[Description of the task]:
Search the records below for the word "menigerley". Pull out each line that has it.
[START OF Extracted material]
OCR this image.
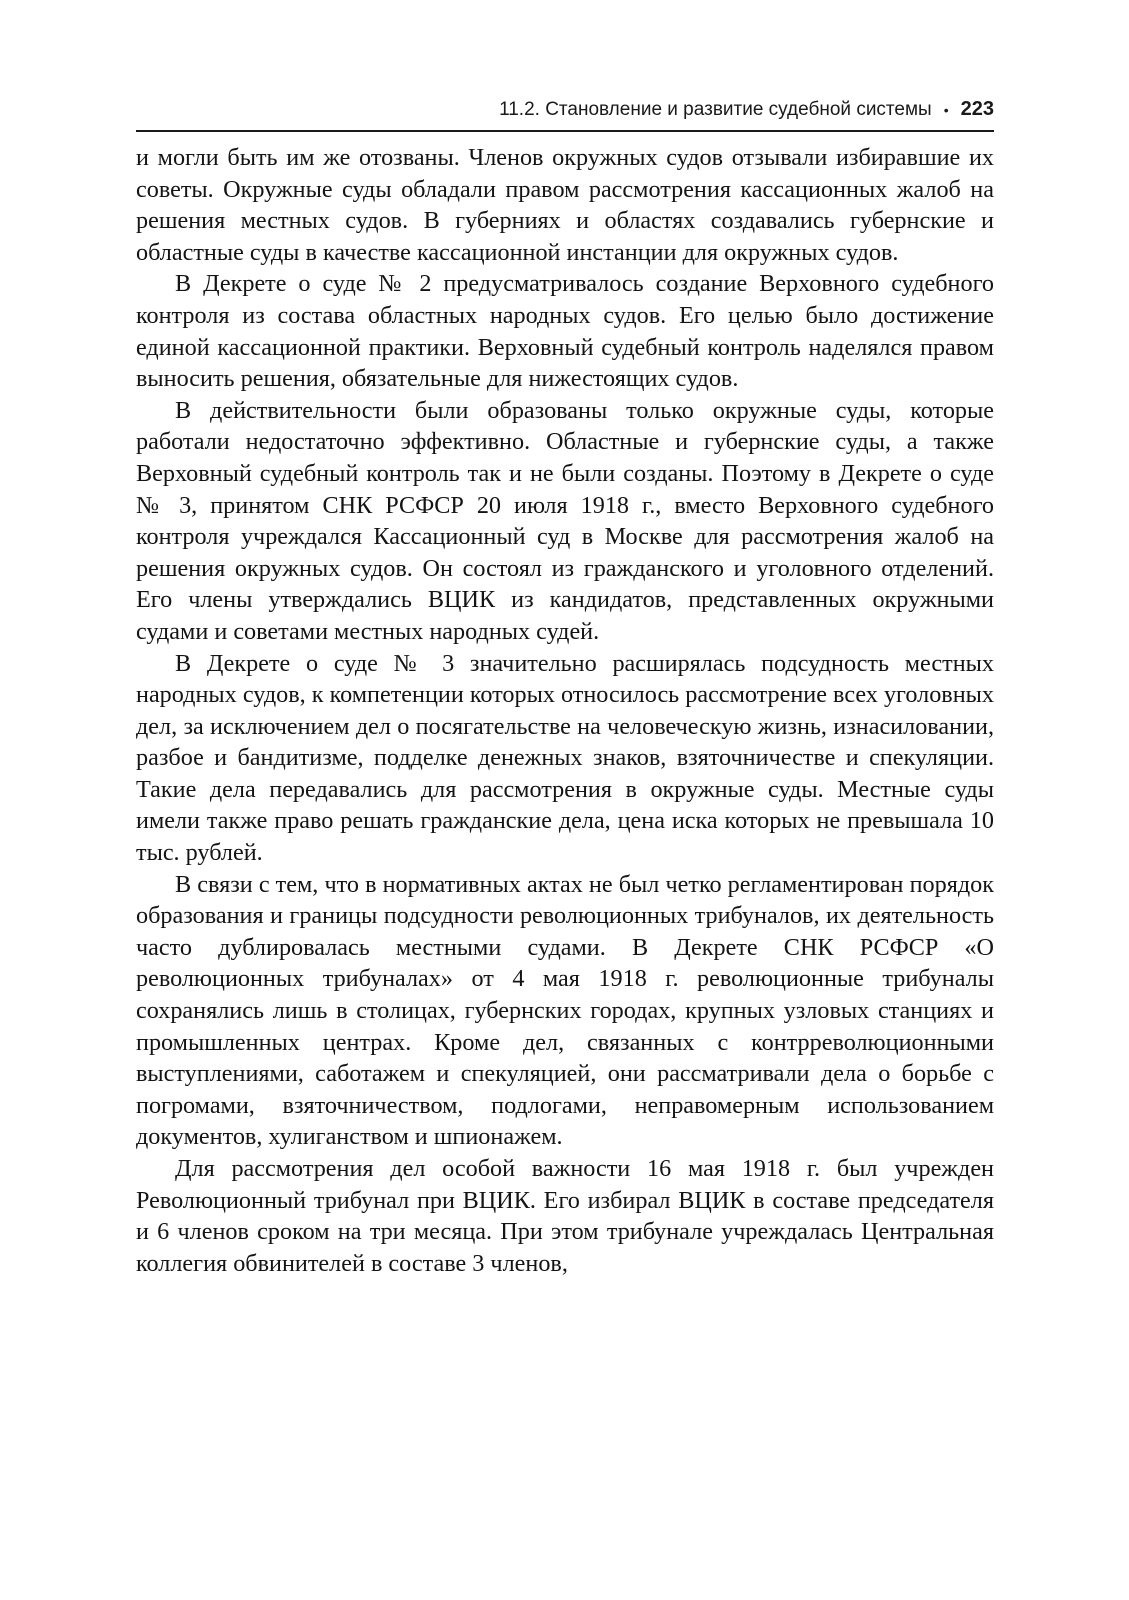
11.2. Становление и развитие судебной системы • 223

и могли быть им же отозваны. Членов окружных судов отзывали избиравшие их советы. Окружные суды обладали правом рассмотрения кассационных жалоб на решения местных судов. В губерниях и областях создавались губернские и областные суды в качестве кассационной инстанции для окружных судов.

В Декрете о суде № 2 предусматривалось создание Верховного судебного контроля из состава областных народных судов. Его целью было достижение единой кассационной практики. Верховный судебный контроль наделялся правом выносить решения, обязательные для нижестоящих судов.

В действительности были образованы только окружные суды, которые работали недостаточно эффективно. Областные и губернские суды, а также Верховный судебный контроль так и не были созданы. Поэтому в Декрете о суде № 3, принятом СНК РСФСР 20 июля 1918 г., вместо Верховного судебного контроля учреждался Кассационный суд в Москве для рассмотрения жалоб на решения окружных судов. Он состоял из гражданского и уголовного отделений. Его члены утверждались ВЦИК из кандидатов, представленных окружными судами и советами местных народных судей.

В Декрете о суде № 3 значительно расширялась подсудность местных народных судов, к компетенции которых относилось рассмотрение всех уголовных дел, за исключением дел о посягательстве на человеческую жизнь, изнасиловании, разбое и бандитизме, подделке денежных знаков, взяточничестве и спекуляции. Такие дела передавались для рассмотрения в окружные суды. Местные суды имели также право решать гражданские дела, цена иска которых не превышала 10 тыс. рублей.

В связи с тем, что в нормативных актах не был четко регламентирован порядок образования и границы подсудности революционных трибуналов, их деятельность часто дублировалась местными судами. В Декрете СНК РСФСР «О революционных трибуналах» от 4 мая 1918 г. революционные трибуналы сохранялись лишь в столицах, губернских городах, крупных узловых станциях и промышленных центрах. Кроме дел, связанных с контрреволюционными выступлениями, саботажем и спекуляцией, они рассматривали дела о борьбе с погромами, взяточничеством, подлогами, неправомерным использованием документов, хулиганством и шпионажем.

Для рассмотрения дел особой важности 16 мая 1918 г. был учрежден Революционный трибунал при ВЦИК. Его избирал ВЦИК в составе председателя и 6 членов сроком на три месяца. При этом трибунале учреждалась Центральная коллегия обвинителей в составе 3 членов,
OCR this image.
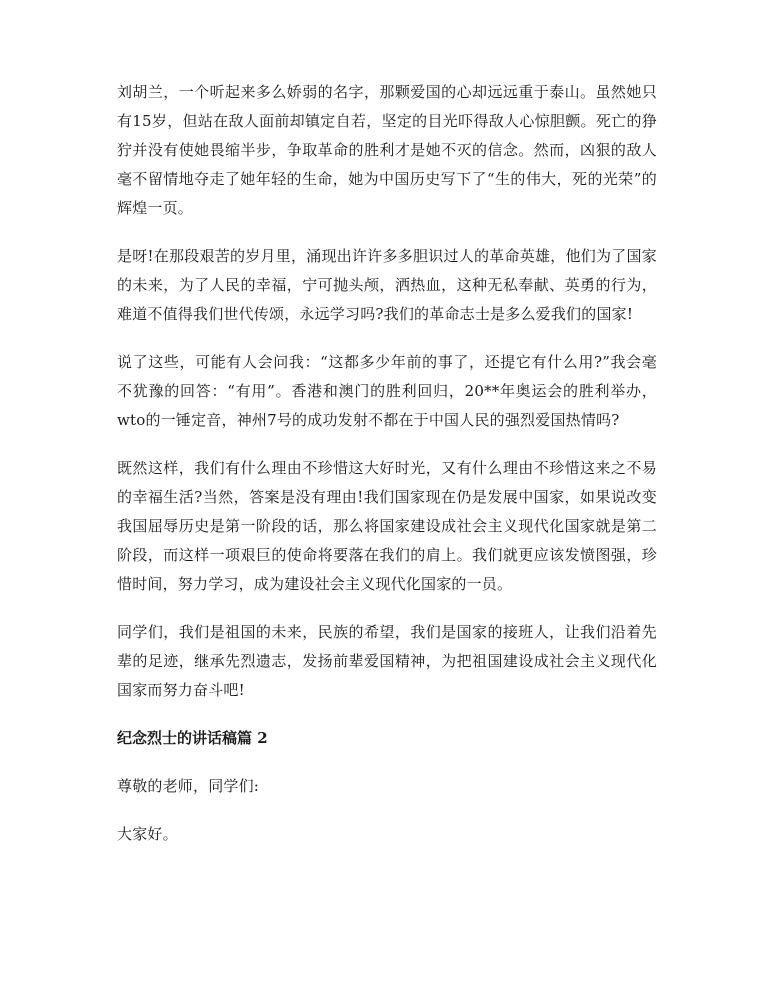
刘胡兰，一个听起来多么娇弱的名字，那颗爱国的心却远远重于泰山。虽然她只有15岁，但站在敌人面前却镇定自若，坚定的目光吓得敌人心惊胆颤。死亡的狰狞并没有使她畏缩半步，争取革命的胜利才是她不灭的信念。然而，凶狠的敌人毫不留情地夺走了她年轻的生命，她为中国历史写下了“生的伟大，死的光荣”的辉煌一页。

是呀!在那段艰苦的岁月里，涌现出许许多多胆识过人的革命英雄，他们为了国家的未来，为了人民的幸福，宁可抛头颅，洒热血，这种无私奉献、英勇的行为，难道不值得我们世代传颂，永远学习吗?我们的革命志士是多么爱我们的国家!

说了这些，可能有人会问我：“这都多少年前的事了，还提它有什么用?”我会毫不犹豫的回答：“有用”。香港和澳门的胜利回归，20**年奥运会的胜利举办，wto的一锤定音，神州7号的成功发射不都在于中国人民的强烈爱国热情吗?

既然这样，我们有什么理由不珍惜这大好时光，又有什么理由不珍惜这来之不易的幸福生活?当然，答案是没有理由!我们国家现在仍是发展中国家，如果说改变我国屈辱历史是第一阶段的话，那么将国家建设成社会主义现代化国家就是第二阶段，而这样一项艰巨的使命将要落在我们的肩上。我们就更应该发愤图强，珍惜时间，努力学习，成为建设社会主义现代化国家的一员。

同学们，我们是祖国的未来，民族的希望，我们是国家的接班人，让我们沿着先辈的足迹，继承先烈遗志，发扬前辈爱国精神，为把祖国建设成社会主义现代化国家而努力奋斗吧!

纪念烈士的讲话稿篇 2

尊敬的老师，同学们:

大家好。
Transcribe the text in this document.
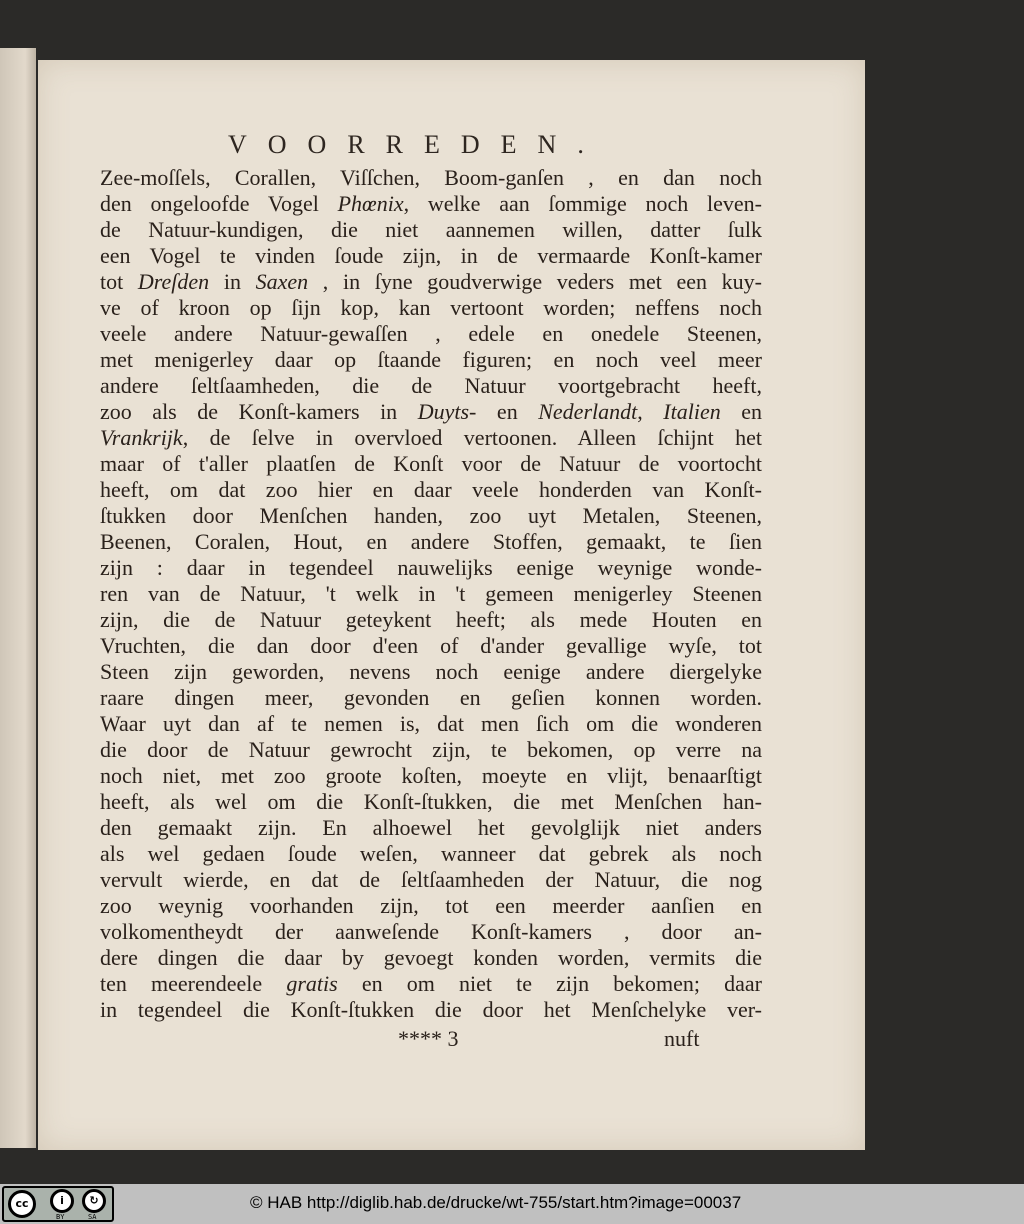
VOORREDEN.
Zee-moſſels, Corallen, Viſſchen, Boom-ganſen , en dan noch
den ongeloofde Vogel Phœnix, welke aan ſommige noch leven-
de Natuur-kundigen, die niet aannemen willen, datter ſulk
een Vogel te vinden ſoude zijn, in de vermaarde Konſt-kamer
tot Dreſden in Saxen , in ſyne goudverwige veders met een kuy-
ve of kroon op ſijn kop, kan vertoont worden; neffens noch
veele andere Natuur-gewaſſen , edele en onedele Steenen,
met menigerley daar op ſtaande figuren; en noch veel meer
andere ſeltſaamheden, die de Natuur voortgebracht heeft,
zoo als de Konſt-kamers in Duyts- en Nederlandt, Italien en
Vrankrijk, de ſelve in overvloed vertoonen. Alleen ſchijnt het
maar of t'aller plaatſen de Konſt voor de Natuur de voortocht
heeft, om dat zoo hier en daar veele honderden van Konſt-
ſtukken door Menſchen handen, zoo uyt Metalen, Steenen,
Beenen, Coralen, Hout, en andere Stoffen, gemaakt, te ſien
zijn : daar in tegendeel nauwelijks eenige weynige wonde-
ren van de Natuur, 't welk in 't gemeen menigerley Steenen
zijn, die de Natuur geteykent heeft; als mede Houten en
Vruchten, die dan door d'een of d'ander gevallige wyſe, tot
Steen zijn geworden, nevens noch eenige andere diergelyke
raare dingen meer, gevonden en geſien konnen worden.
Waar uyt dan af te nemen is, dat men ſich om die wonderen
die door de Natuur gewrocht zijn, te bekomen, op verre na
noch niet, met zoo groote koſten, moeyte en vlijt, benaarſtigt
heeft, als wel om die Konſt-ſtukken, die met Menſchen han-
den gemaakt zijn. En alhoewel het gevolglijk niet anders
als wel gedaen ſoude weſen, wanneer dat gebrek als noch
vervult wierde, en dat de ſeltſaamheden der Natuur, die nog
zoo weynig voorhanden zijn, tot een meerder aanſien en
volkomentheydt der aanweſende Konſt-kamers , door an-
dere dingen die daar by gevoegt konden worden, vermits die
ten meerendeele gratis en om niet te zijn bekomen; daar
in tegendeel die Konſt-ſtukken die door het Menſchelyke ver-
**** 3	nuft
cc	i	↻
BY	SA
© HAB http://diglib.hab.de/drucke/wt-755/start.htm?image=00037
[END OF Extracted material]
[The result]:
met menigerley daar op ſtaande figuren; en noch veel meer
ren van de Natuur, 't welk in 't gemeen menigerley Steenen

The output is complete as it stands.